##### Listing
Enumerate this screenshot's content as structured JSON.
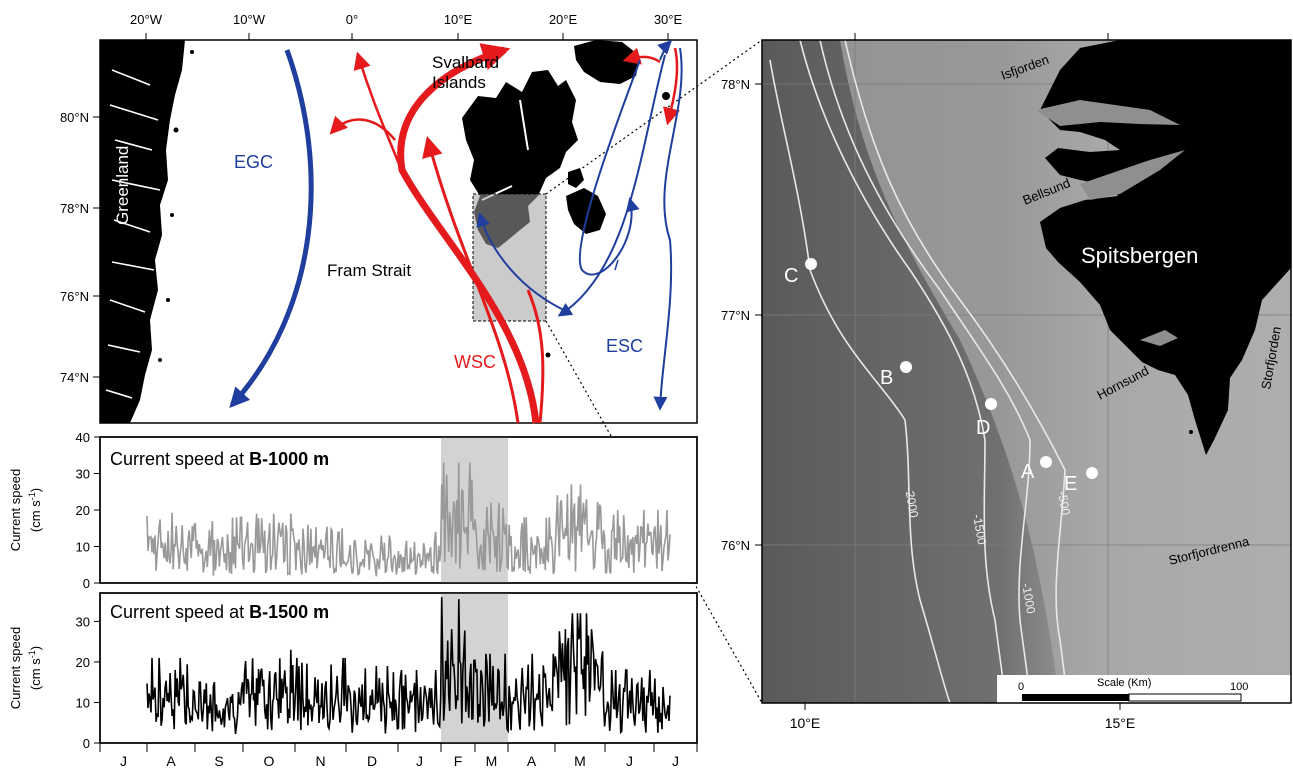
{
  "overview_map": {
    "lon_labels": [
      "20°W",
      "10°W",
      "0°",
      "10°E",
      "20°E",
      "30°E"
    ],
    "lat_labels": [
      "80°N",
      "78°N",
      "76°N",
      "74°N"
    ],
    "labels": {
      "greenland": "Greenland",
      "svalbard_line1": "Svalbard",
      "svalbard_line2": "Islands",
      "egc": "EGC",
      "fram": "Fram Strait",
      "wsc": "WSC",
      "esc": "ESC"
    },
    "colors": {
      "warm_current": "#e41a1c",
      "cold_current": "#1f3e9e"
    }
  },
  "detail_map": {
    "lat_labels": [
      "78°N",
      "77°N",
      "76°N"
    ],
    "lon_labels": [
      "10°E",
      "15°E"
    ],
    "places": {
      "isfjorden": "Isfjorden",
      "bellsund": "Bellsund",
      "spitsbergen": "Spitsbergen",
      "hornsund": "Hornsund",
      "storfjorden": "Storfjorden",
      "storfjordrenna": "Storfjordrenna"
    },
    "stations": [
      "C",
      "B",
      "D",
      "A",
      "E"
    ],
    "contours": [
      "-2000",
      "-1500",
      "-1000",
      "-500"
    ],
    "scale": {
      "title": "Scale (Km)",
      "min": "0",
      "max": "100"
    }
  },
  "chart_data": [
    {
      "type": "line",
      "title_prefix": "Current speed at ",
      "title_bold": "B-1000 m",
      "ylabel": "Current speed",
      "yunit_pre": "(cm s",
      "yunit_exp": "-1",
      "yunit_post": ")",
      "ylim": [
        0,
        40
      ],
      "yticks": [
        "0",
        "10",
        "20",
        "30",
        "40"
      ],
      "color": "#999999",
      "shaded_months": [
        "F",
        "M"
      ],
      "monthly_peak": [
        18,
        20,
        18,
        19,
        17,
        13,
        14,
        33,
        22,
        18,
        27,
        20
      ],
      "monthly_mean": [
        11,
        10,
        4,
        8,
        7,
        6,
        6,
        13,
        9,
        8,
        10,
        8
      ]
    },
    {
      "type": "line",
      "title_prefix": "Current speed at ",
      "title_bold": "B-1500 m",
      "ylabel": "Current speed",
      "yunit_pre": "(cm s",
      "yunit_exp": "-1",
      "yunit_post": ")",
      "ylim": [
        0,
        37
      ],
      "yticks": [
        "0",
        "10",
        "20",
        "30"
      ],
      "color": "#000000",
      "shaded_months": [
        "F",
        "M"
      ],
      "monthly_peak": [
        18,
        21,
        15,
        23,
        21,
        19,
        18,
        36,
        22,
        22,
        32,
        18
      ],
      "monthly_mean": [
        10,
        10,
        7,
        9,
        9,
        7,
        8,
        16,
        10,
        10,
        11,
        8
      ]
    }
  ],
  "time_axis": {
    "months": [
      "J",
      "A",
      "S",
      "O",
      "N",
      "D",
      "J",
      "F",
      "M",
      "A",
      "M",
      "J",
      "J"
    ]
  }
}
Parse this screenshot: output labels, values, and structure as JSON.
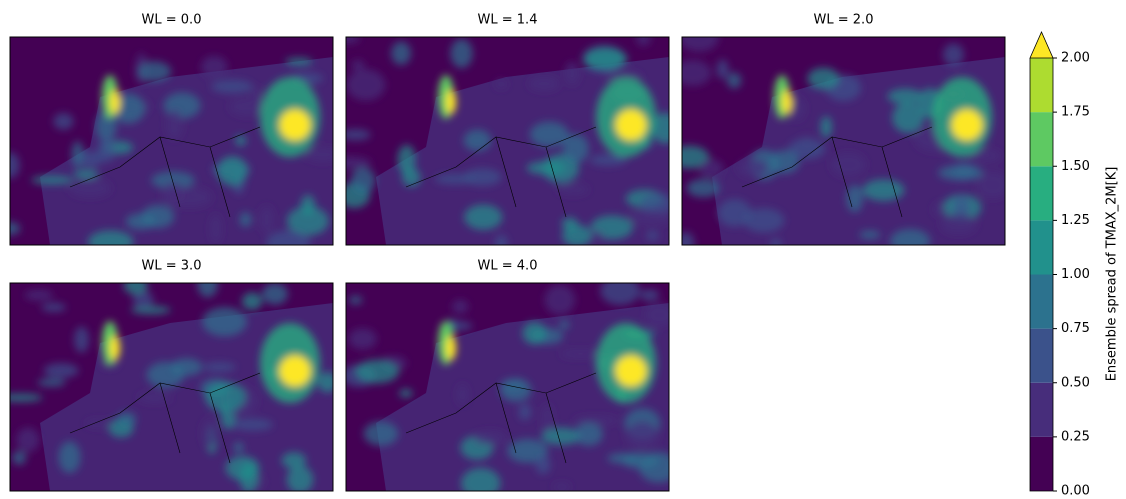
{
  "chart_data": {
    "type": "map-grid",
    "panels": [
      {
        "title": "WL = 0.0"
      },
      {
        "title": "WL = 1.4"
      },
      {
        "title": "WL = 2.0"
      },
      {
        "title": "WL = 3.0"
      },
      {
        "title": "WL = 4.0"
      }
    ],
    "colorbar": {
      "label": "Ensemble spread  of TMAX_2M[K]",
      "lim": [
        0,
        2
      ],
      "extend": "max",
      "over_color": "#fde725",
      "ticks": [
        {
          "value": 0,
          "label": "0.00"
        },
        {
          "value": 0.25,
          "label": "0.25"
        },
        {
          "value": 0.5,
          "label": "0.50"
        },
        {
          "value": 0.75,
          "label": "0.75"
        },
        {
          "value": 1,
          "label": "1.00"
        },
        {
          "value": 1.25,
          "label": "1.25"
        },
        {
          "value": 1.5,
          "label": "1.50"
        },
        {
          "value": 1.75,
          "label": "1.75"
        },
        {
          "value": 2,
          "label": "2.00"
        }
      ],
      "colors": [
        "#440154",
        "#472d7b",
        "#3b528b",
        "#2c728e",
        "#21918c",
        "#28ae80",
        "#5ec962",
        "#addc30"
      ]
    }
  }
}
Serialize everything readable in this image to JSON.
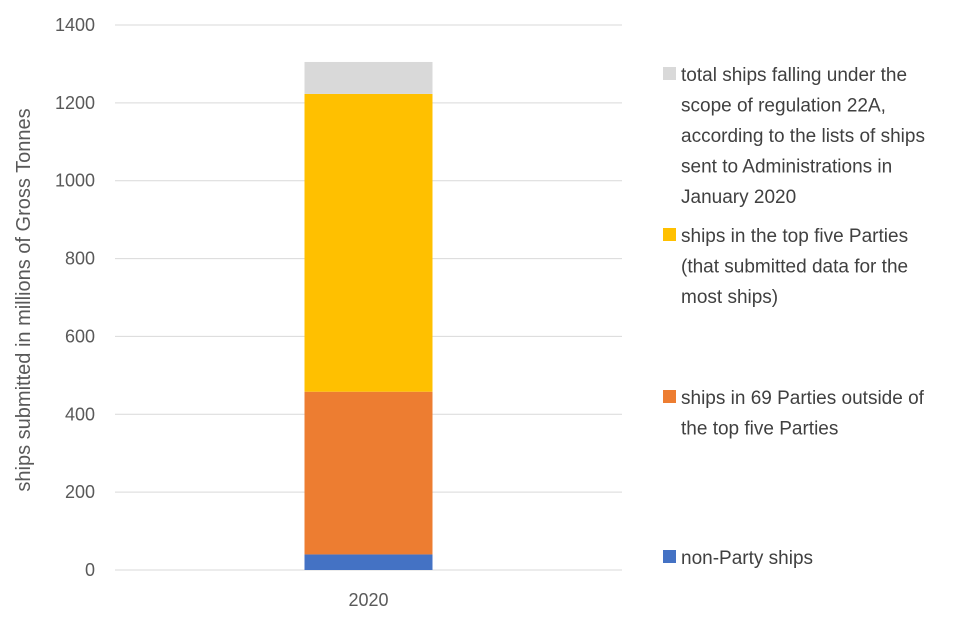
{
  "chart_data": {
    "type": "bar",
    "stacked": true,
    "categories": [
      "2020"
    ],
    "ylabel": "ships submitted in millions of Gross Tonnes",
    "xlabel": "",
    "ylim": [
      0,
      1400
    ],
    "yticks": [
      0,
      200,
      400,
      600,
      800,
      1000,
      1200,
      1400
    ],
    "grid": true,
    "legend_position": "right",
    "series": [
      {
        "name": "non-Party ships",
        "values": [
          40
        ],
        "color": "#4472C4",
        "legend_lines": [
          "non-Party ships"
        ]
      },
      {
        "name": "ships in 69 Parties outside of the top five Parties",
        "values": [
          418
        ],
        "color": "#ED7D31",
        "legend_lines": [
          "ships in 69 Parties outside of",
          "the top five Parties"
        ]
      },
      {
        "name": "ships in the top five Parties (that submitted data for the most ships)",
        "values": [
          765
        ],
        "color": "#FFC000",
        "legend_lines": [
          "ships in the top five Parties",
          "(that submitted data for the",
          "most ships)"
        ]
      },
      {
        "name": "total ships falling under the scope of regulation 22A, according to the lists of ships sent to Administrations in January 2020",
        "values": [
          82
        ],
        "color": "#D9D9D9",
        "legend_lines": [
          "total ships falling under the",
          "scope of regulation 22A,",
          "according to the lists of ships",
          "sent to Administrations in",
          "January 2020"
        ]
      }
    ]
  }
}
##########
Given problem = Omit the pictures. Output every record above word for word.

Task answer =
Enumerate this screenshot's content as structured JSON.
{
  "overview_map": {
    "lon_labels": [
      "20°W",
      "10°W",
      "0°",
      "10°E",
      "20°E",
      "30°E"
    ],
    "lat_labels": [
      "80°N",
      "78°N",
      "76°N",
      "74°N"
    ],
    "labels": {
      "greenland": "Greenland",
      "svalbard_line1": "Svalbard",
      "svalbard_line2": "Islands",
      "egc": "EGC",
      "fram": "Fram Strait",
      "wsc": "WSC",
      "esc": "ESC"
    },
    "colors": {
      "warm_current": "#e41a1c",
      "cold_current": "#1f3e9e"
    }
  },
  "detail_map": {
    "lat_labels": [
      "78°N",
      "77°N",
      "76°N"
    ],
    "lon_labels": [
      "10°E",
      "15°E"
    ],
    "places": {
      "isfjorden": "Isfjorden",
      "bellsund": "Bellsund",
      "spitsbergen": "Spitsbergen",
      "hornsund": "Hornsund",
      "storfjorden": "Storfjorden",
      "storfjordrenna": "Storfjordrenna"
    },
    "stations": [
      "C",
      "B",
      "D",
      "A",
      "E"
    ],
    "contours": [
      "-2000",
      "-1500",
      "-1000",
      "-500"
    ],
    "scale": {
      "title": "Scale (Km)",
      "min": "0",
      "max": "100"
    }
  },
  "chart_data": [
    {
      "type": "line",
      "title_prefix": "Current speed at ",
      "title_bold": "B-1000 m",
      "ylabel": "Current speed",
      "yunit_pre": "(cm s",
      "yunit_exp": "-1",
      "yunit_post": ")",
      "ylim": [
        0,
        40
      ],
      "yticks": [
        "0",
        "10",
        "20",
        "30",
        "40"
      ],
      "color": "#999999",
      "shaded_months": [
        "F",
        "M"
      ],
      "monthly_peak": [
        18,
        20,
        18,
        19,
        17,
        13,
        14,
        33,
        22,
        18,
        27,
        20
      ],
      "monthly_mean": [
        11,
        10,
        4,
        8,
        7,
        6,
        6,
        13,
        9,
        8,
        10,
        8
      ]
    },
    {
      "type": "line",
      "title_prefix": "Current speed at ",
      "title_bold": "B-1500 m",
      "ylabel": "Current speed",
      "yunit_pre": "(cm s",
      "yunit_exp": "-1",
      "yunit_post": ")",
      "ylim": [
        0,
        37
      ],
      "yticks": [
        "0",
        "10",
        "20",
        "30"
      ],
      "color": "#000000",
      "shaded_months": [
        "F",
        "M"
      ],
      "monthly_peak": [
        18,
        21,
        15,
        23,
        21,
        19,
        18,
        36,
        22,
        22,
        32,
        18
      ],
      "monthly_mean": [
        10,
        10,
        7,
        9,
        9,
        7,
        8,
        16,
        10,
        10,
        11,
        8
      ]
    }
  ],
  "time_axis": {
    "months": [
      "J",
      "A",
      "S",
      "O",
      "N",
      "D",
      "J",
      "F",
      "M",
      "A",
      "M",
      "J",
      "J"
    ]
  }
}
Parse this screenshot: output labels, values, and structure as JSON.
{
  "chart_data": {
    "type": "map-grid",
    "panels": [
      {
        "title": "WL = 0.0"
      },
      {
        "title": "WL = 1.4"
      },
      {
        "title": "WL = 2.0"
      },
      {
        "title": "WL = 3.0"
      },
      {
        "title": "WL = 4.0"
      }
    ],
    "colorbar": {
      "label": "Ensemble spread  of TMAX_2M[K]",
      "lim": [
        0,
        2
      ],
      "extend": "max",
      "over_color": "#fde725",
      "ticks": [
        {
          "value": 0,
          "label": "0.00"
        },
        {
          "value": 0.25,
          "label": "0.25"
        },
        {
          "value": 0.5,
          "label": "0.50"
        },
        {
          "value": 0.75,
          "label": "0.75"
        },
        {
          "value": 1,
          "label": "1.00"
        },
        {
          "value": 1.25,
          "label": "1.25"
        },
        {
          "value": 1.5,
          "label": "1.50"
        },
        {
          "value": 1.75,
          "label": "1.75"
        },
        {
          "value": 2,
          "label": "2.00"
        }
      ],
      "colors": [
        "#440154",
        "#472d7b",
        "#3b528b",
        "#2c728e",
        "#21918c",
        "#28ae80",
        "#5ec962",
        "#addc30"
      ]
    }
  }
}
Serialize everything readable in this image to JSON.
{
  "chart_data": {
    "type": "bar",
    "stacked": true,
    "categories": [
      "2020"
    ],
    "ylabel": "ships submitted in millions of Gross Tonnes",
    "xlabel": "",
    "ylim": [
      0,
      1400
    ],
    "yticks": [
      0,
      200,
      400,
      600,
      800,
      1000,
      1200,
      1400
    ],
    "grid": true,
    "legend_position": "right",
    "series": [
      {
        "name": "non-Party ships",
        "values": [
          40
        ],
        "color": "#4472C4",
        "legend_lines": [
          "non-Party ships"
        ]
      },
      {
        "name": "ships in 69 Parties outside of the top five Parties",
        "values": [
          418
        ],
        "color": "#ED7D31",
        "legend_lines": [
          "ships in 69 Parties outside of",
          "the top five Parties"
        ]
      },
      {
        "name": "ships in the top five Parties (that submitted data for the most ships)",
        "values": [
          765
        ],
        "color": "#FFC000",
        "legend_lines": [
          "ships in the top five Parties",
          "(that submitted data for the",
          "most ships)"
        ]
      },
      {
        "name": "total ships falling under the scope of regulation 22A, according to the lists of ships sent to Administrations in January 2020",
        "values": [
          82
        ],
        "color": "#D9D9D9",
        "legend_lines": [
          "total ships falling under the",
          "scope of regulation 22A,",
          "according to the lists of ships",
          "sent to Administrations in",
          "January 2020"
        ]
      }
    ]
  }
}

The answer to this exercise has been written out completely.